◆ Task objective: Leave the pictures out. Return all other data exactly.
[START OF Extracted material]
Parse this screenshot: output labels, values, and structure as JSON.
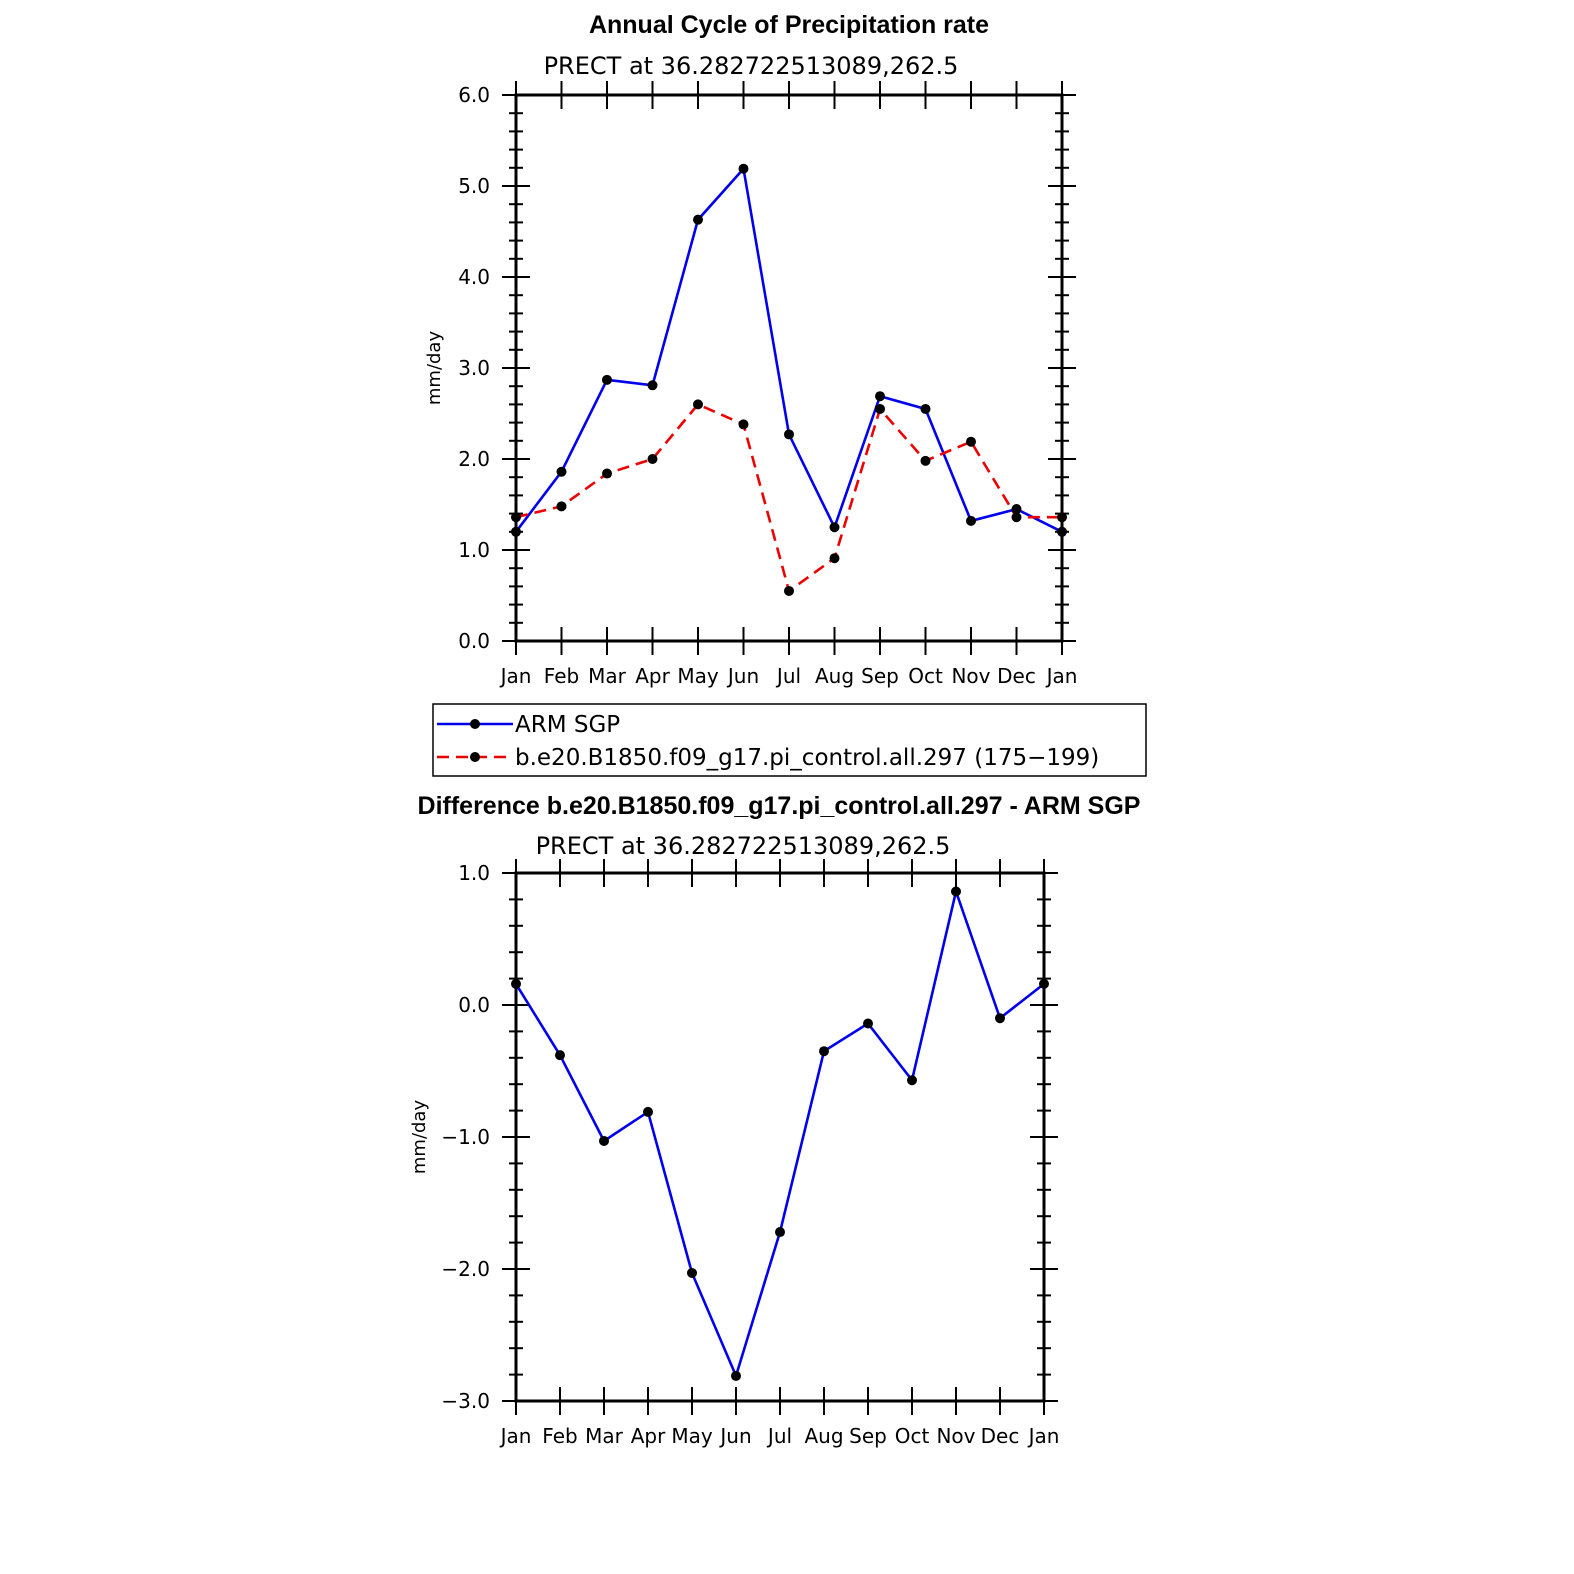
{
  "chart_data": [
    {
      "type": "line",
      "title": "Annual Cycle of Precipitation rate",
      "subtitle": "PRECT at 36.282722513089,262.5",
      "ylabel": "mm/day",
      "xlabel": "",
      "ylim": [
        0,
        6
      ],
      "yticks": [
        "0.0",
        "1.0",
        "2.0",
        "3.0",
        "4.0",
        "5.0",
        "6.0"
      ],
      "categories": [
        "Jan",
        "Feb",
        "Mar",
        "Apr",
        "May",
        "Jun",
        "Jul",
        "Aug",
        "Sep",
        "Oct",
        "Nov",
        "Dec",
        "Jan"
      ],
      "grid": false,
      "legend": "below",
      "series": [
        {
          "name": "ARM SGP",
          "color": "#0000ee",
          "dash": "solid",
          "values": [
            1.2,
            1.86,
            2.87,
            2.81,
            4.63,
            5.19,
            2.27,
            1.25,
            2.69,
            2.55,
            1.32,
            1.45,
            1.2
          ]
        },
        {
          "name": "b.e20.B1850.f09_g17.pi_control.all.297 (175−199)",
          "color": "#ee0000",
          "dash": "dashed",
          "values": [
            1.36,
            1.48,
            1.84,
            2.0,
            2.6,
            2.38,
            0.55,
            0.91,
            2.55,
            1.98,
            2.19,
            1.36,
            1.36
          ]
        }
      ]
    },
    {
      "type": "line",
      "title": "Difference b.e20.B1850.f09_g17.pi_control.all.297 - ARM SGP",
      "subtitle": "PRECT at 36.282722513089,262.5",
      "ylabel": "mm/day",
      "xlabel": "",
      "ylim": [
        -3,
        1
      ],
      "yticks": [
        "−3.0",
        "−2.0",
        "−1.0",
        "0.0",
        "1.0"
      ],
      "categories": [
        "Jan",
        "Feb",
        "Mar",
        "Apr",
        "May",
        "Jun",
        "Jul",
        "Aug",
        "Sep",
        "Oct",
        "Nov",
        "Dec",
        "Jan"
      ],
      "grid": false,
      "series": [
        {
          "color": "#0000ee",
          "dash": "solid",
          "values": [
            0.16,
            -0.38,
            -1.03,
            -0.81,
            -2.03,
            -2.81,
            -1.72,
            -0.35,
            -0.14,
            -0.57,
            0.86,
            -0.1,
            0.16
          ]
        }
      ]
    }
  ]
}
[END OF Extracted material]
◆ Answer for the task:
Parse this screenshot: output labels, values, and structure as JSON.
{
  "chart_data": [
    {
      "type": "line",
      "title": "Annual Cycle of Precipitation rate",
      "subtitle": "PRECT at 36.282722513089,262.5",
      "ylabel": "mm/day",
      "xlabel": "",
      "ylim": [
        0,
        6
      ],
      "yticks": [
        "0.0",
        "1.0",
        "2.0",
        "3.0",
        "4.0",
        "5.0",
        "6.0"
      ],
      "categories": [
        "Jan",
        "Feb",
        "Mar",
        "Apr",
        "May",
        "Jun",
        "Jul",
        "Aug",
        "Sep",
        "Oct",
        "Nov",
        "Dec",
        "Jan"
      ],
      "grid": false,
      "legend": "below",
      "series": [
        {
          "name": "ARM SGP",
          "color": "#0000ee",
          "dash": "solid",
          "values": [
            1.2,
            1.86,
            2.87,
            2.81,
            4.63,
            5.19,
            2.27,
            1.25,
            2.69,
            2.55,
            1.32,
            1.45,
            1.2
          ]
        },
        {
          "name": "b.e20.B1850.f09_g17.pi_control.all.297 (175−199)",
          "color": "#ee0000",
          "dash": "dashed",
          "values": [
            1.36,
            1.48,
            1.84,
            2.0,
            2.6,
            2.38,
            0.55,
            0.91,
            2.55,
            1.98,
            2.19,
            1.36,
            1.36
          ]
        }
      ]
    },
    {
      "type": "line",
      "title": "Difference b.e20.B1850.f09_g17.pi_control.all.297 - ARM SGP",
      "subtitle": "PRECT at 36.282722513089,262.5",
      "ylabel": "mm/day",
      "xlabel": "",
      "ylim": [
        -3,
        1
      ],
      "yticks": [
        "−3.0",
        "−2.0",
        "−1.0",
        "0.0",
        "1.0"
      ],
      "categories": [
        "Jan",
        "Feb",
        "Mar",
        "Apr",
        "May",
        "Jun",
        "Jul",
        "Aug",
        "Sep",
        "Oct",
        "Nov",
        "Dec",
        "Jan"
      ],
      "grid": false,
      "series": [
        {
          "color": "#0000ee",
          "dash": "solid",
          "values": [
            0.16,
            -0.38,
            -1.03,
            -0.81,
            -2.03,
            -2.81,
            -1.72,
            -0.35,
            -0.14,
            -0.57,
            0.86,
            -0.1,
            0.16
          ]
        }
      ]
    }
  ]
}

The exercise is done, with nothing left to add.